Scan the material and copy every line in which "tire" appears.

### Record list

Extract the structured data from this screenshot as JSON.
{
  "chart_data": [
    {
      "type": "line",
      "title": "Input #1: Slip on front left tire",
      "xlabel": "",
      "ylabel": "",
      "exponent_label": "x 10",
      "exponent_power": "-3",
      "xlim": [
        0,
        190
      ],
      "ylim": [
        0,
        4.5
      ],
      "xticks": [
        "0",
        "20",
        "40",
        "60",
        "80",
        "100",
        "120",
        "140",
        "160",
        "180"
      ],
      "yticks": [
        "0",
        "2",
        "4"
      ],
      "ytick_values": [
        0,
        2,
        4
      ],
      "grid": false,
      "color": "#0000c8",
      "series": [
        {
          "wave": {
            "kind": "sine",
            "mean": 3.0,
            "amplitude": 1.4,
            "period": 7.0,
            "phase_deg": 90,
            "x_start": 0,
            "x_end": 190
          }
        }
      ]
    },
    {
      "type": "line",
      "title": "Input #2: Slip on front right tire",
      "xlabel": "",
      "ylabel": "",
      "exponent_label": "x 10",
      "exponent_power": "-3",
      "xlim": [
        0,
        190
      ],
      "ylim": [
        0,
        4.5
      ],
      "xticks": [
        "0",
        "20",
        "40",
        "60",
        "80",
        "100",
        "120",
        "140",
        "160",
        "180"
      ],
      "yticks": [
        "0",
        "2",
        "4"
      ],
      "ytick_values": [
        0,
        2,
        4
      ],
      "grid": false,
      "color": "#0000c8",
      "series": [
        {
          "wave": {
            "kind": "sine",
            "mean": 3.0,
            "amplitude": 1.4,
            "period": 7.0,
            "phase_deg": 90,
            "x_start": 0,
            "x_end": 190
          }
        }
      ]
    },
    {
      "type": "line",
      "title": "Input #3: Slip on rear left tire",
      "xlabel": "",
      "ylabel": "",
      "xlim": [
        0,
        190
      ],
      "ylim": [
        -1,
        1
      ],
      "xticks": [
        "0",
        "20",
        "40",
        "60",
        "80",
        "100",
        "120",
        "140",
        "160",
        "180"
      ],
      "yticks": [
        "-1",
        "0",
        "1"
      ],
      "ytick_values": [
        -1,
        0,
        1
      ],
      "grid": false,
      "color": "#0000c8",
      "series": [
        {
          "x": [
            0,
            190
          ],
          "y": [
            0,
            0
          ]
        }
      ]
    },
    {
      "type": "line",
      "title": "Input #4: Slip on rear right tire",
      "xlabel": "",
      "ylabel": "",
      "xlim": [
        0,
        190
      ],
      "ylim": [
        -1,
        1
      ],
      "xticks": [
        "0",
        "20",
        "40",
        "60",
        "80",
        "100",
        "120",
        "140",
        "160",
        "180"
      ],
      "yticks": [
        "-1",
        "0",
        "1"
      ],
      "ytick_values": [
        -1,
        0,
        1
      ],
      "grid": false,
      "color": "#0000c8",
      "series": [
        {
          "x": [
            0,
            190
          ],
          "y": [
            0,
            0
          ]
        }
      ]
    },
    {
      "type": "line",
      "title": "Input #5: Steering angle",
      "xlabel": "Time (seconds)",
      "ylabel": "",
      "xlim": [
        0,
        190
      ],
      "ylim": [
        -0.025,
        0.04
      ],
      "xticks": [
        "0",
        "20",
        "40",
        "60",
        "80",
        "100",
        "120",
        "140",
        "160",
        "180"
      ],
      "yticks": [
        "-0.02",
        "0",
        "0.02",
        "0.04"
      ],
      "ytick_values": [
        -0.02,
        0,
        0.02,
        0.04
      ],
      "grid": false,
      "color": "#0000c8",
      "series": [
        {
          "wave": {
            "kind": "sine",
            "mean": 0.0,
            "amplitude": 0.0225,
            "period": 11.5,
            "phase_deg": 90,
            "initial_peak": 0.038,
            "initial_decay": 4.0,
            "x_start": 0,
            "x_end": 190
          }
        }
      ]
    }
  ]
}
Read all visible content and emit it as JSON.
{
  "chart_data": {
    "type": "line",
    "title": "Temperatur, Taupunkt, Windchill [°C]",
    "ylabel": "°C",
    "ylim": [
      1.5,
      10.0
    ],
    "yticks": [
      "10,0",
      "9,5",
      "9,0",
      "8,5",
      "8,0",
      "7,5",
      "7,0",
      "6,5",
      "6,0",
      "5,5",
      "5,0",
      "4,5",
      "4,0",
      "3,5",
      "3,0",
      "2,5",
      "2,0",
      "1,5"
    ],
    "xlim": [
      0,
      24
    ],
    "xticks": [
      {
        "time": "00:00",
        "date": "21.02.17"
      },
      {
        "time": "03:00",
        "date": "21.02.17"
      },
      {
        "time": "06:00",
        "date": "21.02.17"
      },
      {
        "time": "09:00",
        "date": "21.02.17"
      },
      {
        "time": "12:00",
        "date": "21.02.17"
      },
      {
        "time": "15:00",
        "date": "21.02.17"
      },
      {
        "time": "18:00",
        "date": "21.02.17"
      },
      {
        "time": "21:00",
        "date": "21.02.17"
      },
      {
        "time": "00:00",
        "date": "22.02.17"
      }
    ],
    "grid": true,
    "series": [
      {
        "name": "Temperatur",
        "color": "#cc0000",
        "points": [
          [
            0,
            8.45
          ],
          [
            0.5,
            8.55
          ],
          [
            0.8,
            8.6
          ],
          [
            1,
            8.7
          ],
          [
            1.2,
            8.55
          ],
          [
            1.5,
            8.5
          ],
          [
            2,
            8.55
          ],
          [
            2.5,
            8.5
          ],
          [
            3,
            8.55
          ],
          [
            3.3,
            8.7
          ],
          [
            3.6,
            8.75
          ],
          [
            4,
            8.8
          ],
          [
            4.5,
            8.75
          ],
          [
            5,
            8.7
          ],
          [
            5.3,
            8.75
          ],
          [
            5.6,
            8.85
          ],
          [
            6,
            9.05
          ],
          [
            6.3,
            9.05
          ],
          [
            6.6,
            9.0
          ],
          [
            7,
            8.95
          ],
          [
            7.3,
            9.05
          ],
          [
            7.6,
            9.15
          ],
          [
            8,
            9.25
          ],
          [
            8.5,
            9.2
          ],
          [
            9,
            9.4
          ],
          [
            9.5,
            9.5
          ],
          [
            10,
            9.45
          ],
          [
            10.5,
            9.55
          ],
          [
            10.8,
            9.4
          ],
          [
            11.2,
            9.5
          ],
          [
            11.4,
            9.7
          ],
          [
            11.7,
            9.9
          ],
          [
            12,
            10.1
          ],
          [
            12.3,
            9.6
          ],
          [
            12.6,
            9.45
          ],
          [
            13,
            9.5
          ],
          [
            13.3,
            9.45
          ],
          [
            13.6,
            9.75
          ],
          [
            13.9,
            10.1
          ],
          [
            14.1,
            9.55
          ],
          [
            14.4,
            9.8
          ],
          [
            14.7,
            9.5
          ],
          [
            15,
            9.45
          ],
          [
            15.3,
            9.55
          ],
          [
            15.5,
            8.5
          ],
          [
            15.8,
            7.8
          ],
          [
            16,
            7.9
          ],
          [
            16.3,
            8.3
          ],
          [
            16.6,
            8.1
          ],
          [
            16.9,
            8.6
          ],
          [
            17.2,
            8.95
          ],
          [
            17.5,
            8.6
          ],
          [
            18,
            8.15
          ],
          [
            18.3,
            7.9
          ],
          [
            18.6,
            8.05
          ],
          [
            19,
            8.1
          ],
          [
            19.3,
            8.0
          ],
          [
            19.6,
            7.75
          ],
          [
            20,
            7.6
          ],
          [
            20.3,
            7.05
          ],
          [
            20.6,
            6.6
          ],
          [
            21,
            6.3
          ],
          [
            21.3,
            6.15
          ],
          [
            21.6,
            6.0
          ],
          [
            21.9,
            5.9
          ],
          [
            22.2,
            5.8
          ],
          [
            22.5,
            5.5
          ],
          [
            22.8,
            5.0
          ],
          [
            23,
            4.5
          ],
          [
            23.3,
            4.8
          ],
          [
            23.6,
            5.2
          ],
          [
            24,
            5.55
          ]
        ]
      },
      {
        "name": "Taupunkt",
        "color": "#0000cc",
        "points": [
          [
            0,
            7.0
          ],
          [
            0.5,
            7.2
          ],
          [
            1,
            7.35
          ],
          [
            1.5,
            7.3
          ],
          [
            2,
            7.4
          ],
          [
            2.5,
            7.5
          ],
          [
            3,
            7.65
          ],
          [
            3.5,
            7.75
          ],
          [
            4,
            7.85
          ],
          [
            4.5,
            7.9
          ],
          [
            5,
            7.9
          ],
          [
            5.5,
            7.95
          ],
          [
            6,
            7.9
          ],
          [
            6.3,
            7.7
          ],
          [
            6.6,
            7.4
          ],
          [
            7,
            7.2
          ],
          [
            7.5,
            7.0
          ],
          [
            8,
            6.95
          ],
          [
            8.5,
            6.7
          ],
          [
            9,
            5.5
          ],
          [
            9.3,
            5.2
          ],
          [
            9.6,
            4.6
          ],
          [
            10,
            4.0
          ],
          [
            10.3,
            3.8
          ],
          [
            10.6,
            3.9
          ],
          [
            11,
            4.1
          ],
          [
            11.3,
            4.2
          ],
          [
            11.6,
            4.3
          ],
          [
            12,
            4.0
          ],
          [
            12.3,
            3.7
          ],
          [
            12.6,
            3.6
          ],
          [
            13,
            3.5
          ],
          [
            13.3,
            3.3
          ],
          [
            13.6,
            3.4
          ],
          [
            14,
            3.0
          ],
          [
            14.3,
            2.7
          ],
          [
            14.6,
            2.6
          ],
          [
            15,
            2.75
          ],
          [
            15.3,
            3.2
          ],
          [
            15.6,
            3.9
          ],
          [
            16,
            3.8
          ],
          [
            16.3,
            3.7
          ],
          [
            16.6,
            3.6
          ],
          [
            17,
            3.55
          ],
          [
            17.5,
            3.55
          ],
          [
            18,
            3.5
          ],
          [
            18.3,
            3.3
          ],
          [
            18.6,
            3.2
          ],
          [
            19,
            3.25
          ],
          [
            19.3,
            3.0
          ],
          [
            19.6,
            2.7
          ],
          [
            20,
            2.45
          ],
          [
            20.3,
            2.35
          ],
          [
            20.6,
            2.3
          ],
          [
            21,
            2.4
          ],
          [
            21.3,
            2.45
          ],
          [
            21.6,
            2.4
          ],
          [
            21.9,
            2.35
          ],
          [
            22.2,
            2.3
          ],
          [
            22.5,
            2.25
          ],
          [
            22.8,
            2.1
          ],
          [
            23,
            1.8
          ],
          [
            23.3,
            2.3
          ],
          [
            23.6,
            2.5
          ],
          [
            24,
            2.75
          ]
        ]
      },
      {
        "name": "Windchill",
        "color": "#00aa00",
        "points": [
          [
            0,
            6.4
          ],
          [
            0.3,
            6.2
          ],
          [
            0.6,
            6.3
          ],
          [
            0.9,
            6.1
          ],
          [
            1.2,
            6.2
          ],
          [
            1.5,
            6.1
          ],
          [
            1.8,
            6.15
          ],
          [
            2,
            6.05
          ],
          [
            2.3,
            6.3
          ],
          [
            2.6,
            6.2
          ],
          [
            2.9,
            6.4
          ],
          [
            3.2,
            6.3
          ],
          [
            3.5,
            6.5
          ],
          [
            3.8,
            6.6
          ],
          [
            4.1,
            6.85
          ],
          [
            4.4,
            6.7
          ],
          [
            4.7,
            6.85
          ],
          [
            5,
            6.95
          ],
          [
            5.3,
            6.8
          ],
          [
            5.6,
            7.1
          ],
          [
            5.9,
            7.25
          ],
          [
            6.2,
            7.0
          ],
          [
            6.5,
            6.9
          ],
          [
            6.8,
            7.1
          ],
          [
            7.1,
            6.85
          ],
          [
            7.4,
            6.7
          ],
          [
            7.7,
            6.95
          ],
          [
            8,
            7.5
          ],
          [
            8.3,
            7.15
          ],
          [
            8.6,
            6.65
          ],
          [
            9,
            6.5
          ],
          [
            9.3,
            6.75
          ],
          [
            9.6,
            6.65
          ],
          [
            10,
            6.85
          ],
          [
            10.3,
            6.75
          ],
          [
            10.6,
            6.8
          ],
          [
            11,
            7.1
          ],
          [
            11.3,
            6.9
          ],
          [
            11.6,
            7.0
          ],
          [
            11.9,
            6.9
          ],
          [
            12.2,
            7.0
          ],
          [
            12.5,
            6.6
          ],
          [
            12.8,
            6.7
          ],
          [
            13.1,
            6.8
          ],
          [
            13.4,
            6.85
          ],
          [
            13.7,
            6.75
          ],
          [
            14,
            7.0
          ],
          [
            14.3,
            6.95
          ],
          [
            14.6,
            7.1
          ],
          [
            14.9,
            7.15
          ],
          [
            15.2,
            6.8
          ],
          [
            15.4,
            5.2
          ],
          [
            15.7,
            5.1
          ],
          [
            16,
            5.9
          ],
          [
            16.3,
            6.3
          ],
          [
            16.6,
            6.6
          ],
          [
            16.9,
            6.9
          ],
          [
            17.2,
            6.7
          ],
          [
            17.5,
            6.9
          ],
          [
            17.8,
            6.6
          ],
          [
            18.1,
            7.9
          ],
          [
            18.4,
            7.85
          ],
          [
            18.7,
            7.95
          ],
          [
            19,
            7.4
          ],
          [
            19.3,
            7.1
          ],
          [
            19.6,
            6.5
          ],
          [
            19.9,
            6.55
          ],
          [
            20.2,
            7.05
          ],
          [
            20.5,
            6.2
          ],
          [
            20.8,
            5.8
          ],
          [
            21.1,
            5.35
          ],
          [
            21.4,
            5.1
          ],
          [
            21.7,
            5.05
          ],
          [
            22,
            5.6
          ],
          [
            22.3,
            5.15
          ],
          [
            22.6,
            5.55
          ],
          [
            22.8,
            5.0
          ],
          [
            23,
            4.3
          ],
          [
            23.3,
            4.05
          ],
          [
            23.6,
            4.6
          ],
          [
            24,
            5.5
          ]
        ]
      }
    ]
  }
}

######

### Expected answer
      "title": "Input #1: Slip on front left tire",
      "title": "Input #2: Slip on front right tire",
      "title": "Input #3: Slip on rear left tire",
      "title": "Input #4: Slip on rear right tire",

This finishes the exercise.